## start

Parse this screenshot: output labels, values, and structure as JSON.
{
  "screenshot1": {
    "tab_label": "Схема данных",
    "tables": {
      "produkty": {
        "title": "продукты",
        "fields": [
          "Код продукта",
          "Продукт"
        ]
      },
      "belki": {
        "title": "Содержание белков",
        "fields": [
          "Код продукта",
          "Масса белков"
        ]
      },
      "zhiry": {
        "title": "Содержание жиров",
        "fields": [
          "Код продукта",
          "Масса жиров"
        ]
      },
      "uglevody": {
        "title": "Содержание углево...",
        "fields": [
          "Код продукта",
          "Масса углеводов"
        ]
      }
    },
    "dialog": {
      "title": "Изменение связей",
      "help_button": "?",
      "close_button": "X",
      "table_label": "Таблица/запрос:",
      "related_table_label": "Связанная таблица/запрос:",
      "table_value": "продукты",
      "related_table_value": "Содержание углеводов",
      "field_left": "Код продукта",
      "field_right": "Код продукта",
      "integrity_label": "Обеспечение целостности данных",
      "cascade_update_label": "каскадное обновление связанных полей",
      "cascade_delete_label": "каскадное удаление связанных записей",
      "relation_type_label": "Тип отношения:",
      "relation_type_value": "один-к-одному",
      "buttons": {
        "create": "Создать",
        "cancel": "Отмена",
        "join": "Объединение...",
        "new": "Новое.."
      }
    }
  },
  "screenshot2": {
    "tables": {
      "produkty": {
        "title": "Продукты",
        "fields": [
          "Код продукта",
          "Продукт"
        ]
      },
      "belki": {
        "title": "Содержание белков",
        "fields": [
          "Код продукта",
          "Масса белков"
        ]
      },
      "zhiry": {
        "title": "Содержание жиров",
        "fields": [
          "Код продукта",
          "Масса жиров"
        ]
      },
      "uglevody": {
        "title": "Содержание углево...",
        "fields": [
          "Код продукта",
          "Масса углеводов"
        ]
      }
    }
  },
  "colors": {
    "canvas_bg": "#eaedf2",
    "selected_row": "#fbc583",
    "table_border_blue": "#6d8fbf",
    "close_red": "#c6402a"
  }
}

## end

- [WHAT THIS TASK INVOLVES] Search the entries for the word "данных", then gather every line that has it.

- [TASK SOLUTION]
    "tab_label": "Схема данных",
      "integrity_label": "Обеспечение целостности данных",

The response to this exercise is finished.